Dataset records
[Begin]
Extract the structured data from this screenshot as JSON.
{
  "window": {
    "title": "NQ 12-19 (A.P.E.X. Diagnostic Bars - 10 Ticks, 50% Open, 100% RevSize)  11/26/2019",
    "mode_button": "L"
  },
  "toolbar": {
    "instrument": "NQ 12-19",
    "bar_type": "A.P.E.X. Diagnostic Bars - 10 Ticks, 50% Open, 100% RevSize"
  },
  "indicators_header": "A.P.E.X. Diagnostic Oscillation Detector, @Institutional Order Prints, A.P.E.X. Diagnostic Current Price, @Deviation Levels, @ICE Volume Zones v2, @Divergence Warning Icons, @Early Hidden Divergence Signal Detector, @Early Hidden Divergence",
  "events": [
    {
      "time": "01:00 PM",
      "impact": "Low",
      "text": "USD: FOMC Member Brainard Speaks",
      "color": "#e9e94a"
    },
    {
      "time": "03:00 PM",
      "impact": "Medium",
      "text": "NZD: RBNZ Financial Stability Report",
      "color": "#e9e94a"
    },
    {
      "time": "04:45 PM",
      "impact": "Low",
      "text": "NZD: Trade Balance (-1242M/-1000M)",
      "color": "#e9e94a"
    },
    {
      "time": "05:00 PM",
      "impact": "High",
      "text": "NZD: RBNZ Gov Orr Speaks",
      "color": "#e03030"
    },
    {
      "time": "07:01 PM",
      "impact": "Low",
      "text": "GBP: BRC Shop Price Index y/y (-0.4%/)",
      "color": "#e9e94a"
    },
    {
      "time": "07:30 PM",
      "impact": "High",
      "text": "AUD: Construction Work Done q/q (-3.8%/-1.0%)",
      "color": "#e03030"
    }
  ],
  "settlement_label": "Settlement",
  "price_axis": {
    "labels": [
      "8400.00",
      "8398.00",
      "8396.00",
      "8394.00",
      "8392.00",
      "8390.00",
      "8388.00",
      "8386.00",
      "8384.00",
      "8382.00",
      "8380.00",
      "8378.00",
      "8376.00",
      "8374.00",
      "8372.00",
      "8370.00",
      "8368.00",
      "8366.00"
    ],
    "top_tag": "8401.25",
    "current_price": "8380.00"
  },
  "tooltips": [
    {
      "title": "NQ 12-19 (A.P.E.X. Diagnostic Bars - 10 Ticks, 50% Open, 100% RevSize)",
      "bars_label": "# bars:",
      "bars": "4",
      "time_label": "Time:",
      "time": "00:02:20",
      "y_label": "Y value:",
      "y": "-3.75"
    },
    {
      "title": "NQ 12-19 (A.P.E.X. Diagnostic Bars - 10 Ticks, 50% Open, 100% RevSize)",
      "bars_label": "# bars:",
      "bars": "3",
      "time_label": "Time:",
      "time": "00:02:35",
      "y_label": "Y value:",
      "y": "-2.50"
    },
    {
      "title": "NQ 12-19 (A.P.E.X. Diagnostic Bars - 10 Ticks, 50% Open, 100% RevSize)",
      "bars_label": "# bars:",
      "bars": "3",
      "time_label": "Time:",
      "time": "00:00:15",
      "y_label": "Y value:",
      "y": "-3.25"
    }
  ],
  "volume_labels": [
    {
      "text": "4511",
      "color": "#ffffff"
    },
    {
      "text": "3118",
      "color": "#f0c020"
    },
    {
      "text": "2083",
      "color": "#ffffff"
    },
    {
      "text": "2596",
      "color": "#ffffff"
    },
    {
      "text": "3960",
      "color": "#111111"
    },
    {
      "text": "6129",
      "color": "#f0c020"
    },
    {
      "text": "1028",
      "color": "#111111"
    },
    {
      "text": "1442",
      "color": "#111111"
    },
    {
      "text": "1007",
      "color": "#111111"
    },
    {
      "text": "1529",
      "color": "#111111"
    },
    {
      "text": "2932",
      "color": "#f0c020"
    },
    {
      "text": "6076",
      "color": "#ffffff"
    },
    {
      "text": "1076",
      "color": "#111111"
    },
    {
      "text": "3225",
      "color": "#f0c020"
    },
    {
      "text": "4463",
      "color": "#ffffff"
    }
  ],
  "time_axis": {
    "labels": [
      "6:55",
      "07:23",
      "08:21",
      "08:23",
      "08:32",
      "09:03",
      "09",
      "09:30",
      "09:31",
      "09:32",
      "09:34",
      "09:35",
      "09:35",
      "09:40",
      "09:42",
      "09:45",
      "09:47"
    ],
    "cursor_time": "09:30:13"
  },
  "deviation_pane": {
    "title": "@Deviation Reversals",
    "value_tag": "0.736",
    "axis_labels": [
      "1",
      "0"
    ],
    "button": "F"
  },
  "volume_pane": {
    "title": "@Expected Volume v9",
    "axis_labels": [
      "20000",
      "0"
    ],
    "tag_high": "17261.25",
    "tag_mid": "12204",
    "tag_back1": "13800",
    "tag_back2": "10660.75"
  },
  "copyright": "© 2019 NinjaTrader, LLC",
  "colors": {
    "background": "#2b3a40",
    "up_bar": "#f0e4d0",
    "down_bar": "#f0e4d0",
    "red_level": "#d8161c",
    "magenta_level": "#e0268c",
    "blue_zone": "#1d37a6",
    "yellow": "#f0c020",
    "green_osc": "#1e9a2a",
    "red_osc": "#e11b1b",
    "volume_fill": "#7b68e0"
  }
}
[End]
Your goal: The records above are to be repeated exactly, in their entirety.

Exercise answer:
Extract the structured data from this screenshot as JSON.
{
  "window": {
    "title": "NQ 12-19 (A.P.E.X. Diagnostic Bars - 10 Ticks, 50% Open, 100% RevSize)  11/26/2019",
    "mode_button": "L"
  },
  "toolbar": {
    "instrument": "NQ 12-19",
    "bar_type": "A.P.E.X. Diagnostic Bars - 10 Ticks, 50% Open, 100% RevSize"
  },
  "indicators_header": "A.P.E.X. Diagnostic Oscillation Detector, @Institutional Order Prints, A.P.E.X. Diagnostic Current Price, @Deviation Levels, @ICE Volume Zones v2, @Divergence Warning Icons, @Early Hidden Divergence Signal Detector, @Early Hidden Divergence",
  "events": [
    {
      "time": "01:00 PM",
      "impact": "Low",
      "text": "USD: FOMC Member Brainard Speaks",
      "color": "#e9e94a"
    },
    {
      "time": "03:00 PM",
      "impact": "Medium",
      "text": "NZD: RBNZ Financial Stability Report",
      "color": "#e9e94a"
    },
    {
      "time": "04:45 PM",
      "impact": "Low",
      "text": "NZD: Trade Balance (-1242M/-1000M)",
      "color": "#e9e94a"
    },
    {
      "time": "05:00 PM",
      "impact": "High",
      "text": "NZD: RBNZ Gov Orr Speaks",
      "color": "#e03030"
    },
    {
      "time": "07:01 PM",
      "impact": "Low",
      "text": "GBP: BRC Shop Price Index y/y (-0.4%/)",
      "color": "#e9e94a"
    },
    {
      "time": "07:30 PM",
      "impact": "High",
      "text": "AUD: Construction Work Done q/q (-3.8%/-1.0%)",
      "color": "#e03030"
    }
  ],
  "settlement_label": "Settlement",
  "price_axis": {
    "labels": [
      "8400.00",
      "8398.00",
      "8396.00",
      "8394.00",
      "8392.00",
      "8390.00",
      "8388.00",
      "8386.00",
      "8384.00",
      "8382.00",
      "8380.00",
      "8378.00",
      "8376.00",
      "8374.00",
      "8372.00",
      "8370.00",
      "8368.00",
      "8366.00"
    ],
    "top_tag": "8401.25",
    "current_price": "8380.00"
  },
  "tooltips": [
    {
      "title": "NQ 12-19 (A.P.E.X. Diagnostic Bars - 10 Ticks, 50% Open, 100% RevSize)",
      "bars_label": "# bars:",
      "bars": "4",
      "time_label": "Time:",
      "time": "00:02:20",
      "y_label": "Y value:",
      "y": "-3.75"
    },
    {
      "title": "NQ 12-19 (A.P.E.X. Diagnostic Bars - 10 Ticks, 50% Open, 100% RevSize)",
      "bars_label": "# bars:",
      "bars": "3",
      "time_label": "Time:",
      "time": "00:02:35",
      "y_label": "Y value:",
      "y": "-2.50"
    },
    {
      "title": "NQ 12-19 (A.P.E.X. Diagnostic Bars - 10 Ticks, 50% Open, 100% RevSize)",
      "bars_label": "# bars:",
      "bars": "3",
      "time_label": "Time:",
      "time": "00:00:15",
      "y_label": "Y value:",
      "y": "-3.25"
    }
  ],
  "volume_labels": [
    {
      "text": "4511",
      "color": "#ffffff"
    },
    {
      "text": "3118",
      "color": "#f0c020"
    },
    {
      "text": "2083",
      "color": "#ffffff"
    },
    {
      "text": "2596",
      "color": "#ffffff"
    },
    {
      "text": "3960",
      "color": "#111111"
    },
    {
      "text": "6129",
      "color": "#f0c020"
    },
    {
      "text": "1028",
      "color": "#111111"
    },
    {
      "text": "1442",
      "color": "#111111"
    },
    {
      "text": "1007",
      "color": "#111111"
    },
    {
      "text": "1529",
      "color": "#111111"
    },
    {
      "text": "2932",
      "color": "#f0c020"
    },
    {
      "text": "6076",
      "color": "#ffffff"
    },
    {
      "text": "1076",
      "color": "#111111"
    },
    {
      "text": "3225",
      "color": "#f0c020"
    },
    {
      "text": "4463",
      "color": "#ffffff"
    }
  ],
  "time_axis": {
    "labels": [
      "6:55",
      "07:23",
      "08:21",
      "08:23",
      "08:32",
      "09:03",
      "09",
      "09:30",
      "09:31",
      "09:32",
      "09:34",
      "09:35",
      "09:35",
      "09:40",
      "09:42",
      "09:45",
      "09:47"
    ],
    "cursor_time": "09:30:13"
  },
  "deviation_pane": {
    "title": "@Deviation Reversals",
    "value_tag": "0.736",
    "axis_labels": [
      "1",
      "0"
    ],
    "button": "F"
  },
  "volume_pane": {
    "title": "@Expected Volume v9",
    "axis_labels": [
      "20000",
      "0"
    ],
    "tag_high": "17261.25",
    "tag_mid": "12204",
    "tag_back1": "13800",
    "tag_back2": "10660.75"
  },
  "copyright": "© 2019 NinjaTrader, LLC",
  "colors": {
    "background": "#2b3a40",
    "up_bar": "#f0e4d0",
    "down_bar": "#f0e4d0",
    "red_level": "#d8161c",
    "magenta_level": "#e0268c",
    "blue_zone": "#1d37a6",
    "yellow": "#f0c020",
    "green_osc": "#1e9a2a",
    "red_osc": "#e11b1b",
    "volume_fill": "#7b68e0"
  }
}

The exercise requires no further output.